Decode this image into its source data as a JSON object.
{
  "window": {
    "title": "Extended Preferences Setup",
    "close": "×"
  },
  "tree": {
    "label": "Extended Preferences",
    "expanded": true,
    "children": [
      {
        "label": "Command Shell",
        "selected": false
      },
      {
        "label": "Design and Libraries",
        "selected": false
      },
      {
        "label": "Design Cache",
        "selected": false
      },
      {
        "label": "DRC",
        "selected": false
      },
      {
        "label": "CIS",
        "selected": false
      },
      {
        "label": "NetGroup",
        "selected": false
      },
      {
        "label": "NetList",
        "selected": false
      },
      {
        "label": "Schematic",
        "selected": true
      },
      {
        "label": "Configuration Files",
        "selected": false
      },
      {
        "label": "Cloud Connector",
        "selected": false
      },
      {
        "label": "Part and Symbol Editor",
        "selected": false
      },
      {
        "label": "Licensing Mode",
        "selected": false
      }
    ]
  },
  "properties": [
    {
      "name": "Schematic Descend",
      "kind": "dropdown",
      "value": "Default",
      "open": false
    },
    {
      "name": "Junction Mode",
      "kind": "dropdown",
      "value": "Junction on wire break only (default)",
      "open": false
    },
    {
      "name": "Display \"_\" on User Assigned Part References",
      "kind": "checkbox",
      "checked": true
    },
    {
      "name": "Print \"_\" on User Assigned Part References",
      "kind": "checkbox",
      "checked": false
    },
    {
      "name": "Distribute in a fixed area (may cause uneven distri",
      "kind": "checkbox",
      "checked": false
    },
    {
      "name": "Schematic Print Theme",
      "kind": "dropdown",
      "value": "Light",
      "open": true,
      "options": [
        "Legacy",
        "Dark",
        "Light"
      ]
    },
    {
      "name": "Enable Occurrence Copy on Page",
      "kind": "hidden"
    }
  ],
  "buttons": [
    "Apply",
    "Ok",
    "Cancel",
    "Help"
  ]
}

========================

=== WHAT YOU WILL DO ===
Copy each line that contains the word "Design".

=== RESPONSE TO THE TASK ===
        "label": "Design and Libraries",
        "label": "Design Cache",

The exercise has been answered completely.